## Do this
Copy out every line containing the word "Somewhat".

## Supplied data
((

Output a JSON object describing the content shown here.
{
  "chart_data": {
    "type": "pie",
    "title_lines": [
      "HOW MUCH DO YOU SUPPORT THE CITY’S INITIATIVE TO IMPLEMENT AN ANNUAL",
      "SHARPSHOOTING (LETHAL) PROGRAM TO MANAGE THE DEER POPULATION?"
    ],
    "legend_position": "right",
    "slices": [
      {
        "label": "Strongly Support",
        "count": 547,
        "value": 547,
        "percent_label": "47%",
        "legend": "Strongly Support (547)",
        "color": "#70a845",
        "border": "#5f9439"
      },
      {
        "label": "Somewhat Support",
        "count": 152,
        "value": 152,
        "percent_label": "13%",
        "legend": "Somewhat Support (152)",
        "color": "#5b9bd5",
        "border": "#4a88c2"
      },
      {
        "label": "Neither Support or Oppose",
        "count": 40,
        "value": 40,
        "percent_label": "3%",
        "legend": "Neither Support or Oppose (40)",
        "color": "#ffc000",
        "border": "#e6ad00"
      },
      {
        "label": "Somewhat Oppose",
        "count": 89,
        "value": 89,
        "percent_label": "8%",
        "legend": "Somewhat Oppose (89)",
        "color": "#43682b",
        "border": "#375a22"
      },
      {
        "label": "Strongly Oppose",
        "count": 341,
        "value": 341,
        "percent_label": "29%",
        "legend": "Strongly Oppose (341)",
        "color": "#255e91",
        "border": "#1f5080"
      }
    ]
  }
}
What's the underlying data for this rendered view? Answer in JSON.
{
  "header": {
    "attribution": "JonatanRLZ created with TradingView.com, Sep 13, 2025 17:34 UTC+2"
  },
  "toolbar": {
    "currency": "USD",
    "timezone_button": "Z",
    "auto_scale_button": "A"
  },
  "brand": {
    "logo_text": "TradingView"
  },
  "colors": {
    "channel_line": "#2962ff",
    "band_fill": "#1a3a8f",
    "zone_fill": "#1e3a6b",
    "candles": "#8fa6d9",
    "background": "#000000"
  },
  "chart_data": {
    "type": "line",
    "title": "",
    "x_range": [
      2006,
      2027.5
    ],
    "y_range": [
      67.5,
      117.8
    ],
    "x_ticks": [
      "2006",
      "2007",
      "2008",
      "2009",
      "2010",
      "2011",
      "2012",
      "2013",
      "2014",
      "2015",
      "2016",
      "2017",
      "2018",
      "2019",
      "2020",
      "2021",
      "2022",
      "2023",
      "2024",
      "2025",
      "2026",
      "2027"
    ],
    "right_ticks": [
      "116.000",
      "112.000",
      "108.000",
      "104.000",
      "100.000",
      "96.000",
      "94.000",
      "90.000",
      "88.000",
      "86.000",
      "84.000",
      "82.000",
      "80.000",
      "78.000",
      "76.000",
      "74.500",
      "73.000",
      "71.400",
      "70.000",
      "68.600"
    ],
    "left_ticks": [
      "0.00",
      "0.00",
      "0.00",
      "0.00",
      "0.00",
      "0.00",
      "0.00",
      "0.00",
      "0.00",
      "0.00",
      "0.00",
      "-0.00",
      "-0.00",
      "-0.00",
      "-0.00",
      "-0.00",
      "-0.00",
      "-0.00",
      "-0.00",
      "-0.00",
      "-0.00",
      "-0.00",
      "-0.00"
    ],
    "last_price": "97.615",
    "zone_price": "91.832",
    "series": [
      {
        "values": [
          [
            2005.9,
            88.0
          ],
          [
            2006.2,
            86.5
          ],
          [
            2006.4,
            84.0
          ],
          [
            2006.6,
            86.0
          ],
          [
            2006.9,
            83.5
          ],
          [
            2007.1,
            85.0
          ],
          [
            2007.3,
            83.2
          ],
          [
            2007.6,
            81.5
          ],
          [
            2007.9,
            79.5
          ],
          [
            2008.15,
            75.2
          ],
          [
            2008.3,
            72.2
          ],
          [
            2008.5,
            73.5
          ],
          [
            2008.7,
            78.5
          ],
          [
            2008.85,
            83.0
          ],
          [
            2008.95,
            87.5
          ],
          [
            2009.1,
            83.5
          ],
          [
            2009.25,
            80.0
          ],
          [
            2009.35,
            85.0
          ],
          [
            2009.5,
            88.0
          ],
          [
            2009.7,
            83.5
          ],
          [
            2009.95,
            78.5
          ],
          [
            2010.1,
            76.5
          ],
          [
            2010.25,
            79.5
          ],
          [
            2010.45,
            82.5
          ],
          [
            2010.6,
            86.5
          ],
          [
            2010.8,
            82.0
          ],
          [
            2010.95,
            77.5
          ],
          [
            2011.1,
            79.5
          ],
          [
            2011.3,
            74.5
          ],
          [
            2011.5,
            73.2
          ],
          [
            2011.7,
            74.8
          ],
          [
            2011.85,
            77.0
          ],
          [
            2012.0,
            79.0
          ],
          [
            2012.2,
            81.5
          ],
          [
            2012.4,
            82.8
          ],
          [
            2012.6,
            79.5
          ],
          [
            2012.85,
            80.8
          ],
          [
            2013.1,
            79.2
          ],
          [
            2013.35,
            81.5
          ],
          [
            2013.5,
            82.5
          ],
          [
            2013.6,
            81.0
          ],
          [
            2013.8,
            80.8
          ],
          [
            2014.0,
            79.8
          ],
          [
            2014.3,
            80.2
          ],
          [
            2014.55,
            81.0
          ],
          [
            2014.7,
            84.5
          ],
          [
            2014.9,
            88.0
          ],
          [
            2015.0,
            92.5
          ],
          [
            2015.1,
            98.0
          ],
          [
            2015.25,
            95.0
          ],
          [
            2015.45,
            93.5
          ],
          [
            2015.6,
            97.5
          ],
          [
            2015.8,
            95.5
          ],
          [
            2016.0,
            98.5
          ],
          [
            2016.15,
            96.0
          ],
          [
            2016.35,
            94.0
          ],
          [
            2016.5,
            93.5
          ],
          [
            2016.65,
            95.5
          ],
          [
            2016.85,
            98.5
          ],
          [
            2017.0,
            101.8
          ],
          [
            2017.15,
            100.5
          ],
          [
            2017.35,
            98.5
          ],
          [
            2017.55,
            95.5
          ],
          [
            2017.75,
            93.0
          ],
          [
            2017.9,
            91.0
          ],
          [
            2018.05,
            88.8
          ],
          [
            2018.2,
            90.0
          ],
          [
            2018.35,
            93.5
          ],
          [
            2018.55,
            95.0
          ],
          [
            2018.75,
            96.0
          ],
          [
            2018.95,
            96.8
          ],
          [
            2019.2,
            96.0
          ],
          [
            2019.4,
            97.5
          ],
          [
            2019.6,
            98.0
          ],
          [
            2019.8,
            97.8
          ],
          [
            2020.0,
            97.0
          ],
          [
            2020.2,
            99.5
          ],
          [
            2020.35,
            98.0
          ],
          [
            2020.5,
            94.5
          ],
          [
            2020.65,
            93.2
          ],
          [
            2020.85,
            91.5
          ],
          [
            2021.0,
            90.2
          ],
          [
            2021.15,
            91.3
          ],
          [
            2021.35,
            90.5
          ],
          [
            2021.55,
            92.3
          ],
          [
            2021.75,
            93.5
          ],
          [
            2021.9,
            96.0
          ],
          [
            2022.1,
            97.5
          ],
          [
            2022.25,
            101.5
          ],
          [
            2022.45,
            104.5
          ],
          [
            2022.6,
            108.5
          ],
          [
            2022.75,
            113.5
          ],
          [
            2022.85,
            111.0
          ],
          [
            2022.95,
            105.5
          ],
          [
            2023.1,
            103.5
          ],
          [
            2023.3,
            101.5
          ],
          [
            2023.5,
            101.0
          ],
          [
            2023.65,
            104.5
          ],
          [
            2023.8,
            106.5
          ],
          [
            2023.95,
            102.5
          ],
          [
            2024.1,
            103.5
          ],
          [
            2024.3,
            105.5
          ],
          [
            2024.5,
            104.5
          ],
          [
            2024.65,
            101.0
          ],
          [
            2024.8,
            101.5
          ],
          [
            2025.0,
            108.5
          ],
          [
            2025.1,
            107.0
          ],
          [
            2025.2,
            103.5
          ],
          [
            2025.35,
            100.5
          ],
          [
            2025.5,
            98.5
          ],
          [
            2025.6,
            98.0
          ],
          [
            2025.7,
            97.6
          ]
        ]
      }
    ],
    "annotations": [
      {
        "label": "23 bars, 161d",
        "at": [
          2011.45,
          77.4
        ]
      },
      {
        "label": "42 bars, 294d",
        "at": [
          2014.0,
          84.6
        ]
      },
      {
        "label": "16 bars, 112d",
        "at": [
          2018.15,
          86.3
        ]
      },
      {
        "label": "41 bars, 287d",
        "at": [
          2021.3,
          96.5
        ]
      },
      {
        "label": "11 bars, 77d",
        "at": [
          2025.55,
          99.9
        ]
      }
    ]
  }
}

))

## Expected answer
        "label": "Somewhat Support",
        "legend": "Somewhat Support (152)",
        "label": "Somewhat Oppose",
        "legend": "Somewhat Oppose (89)",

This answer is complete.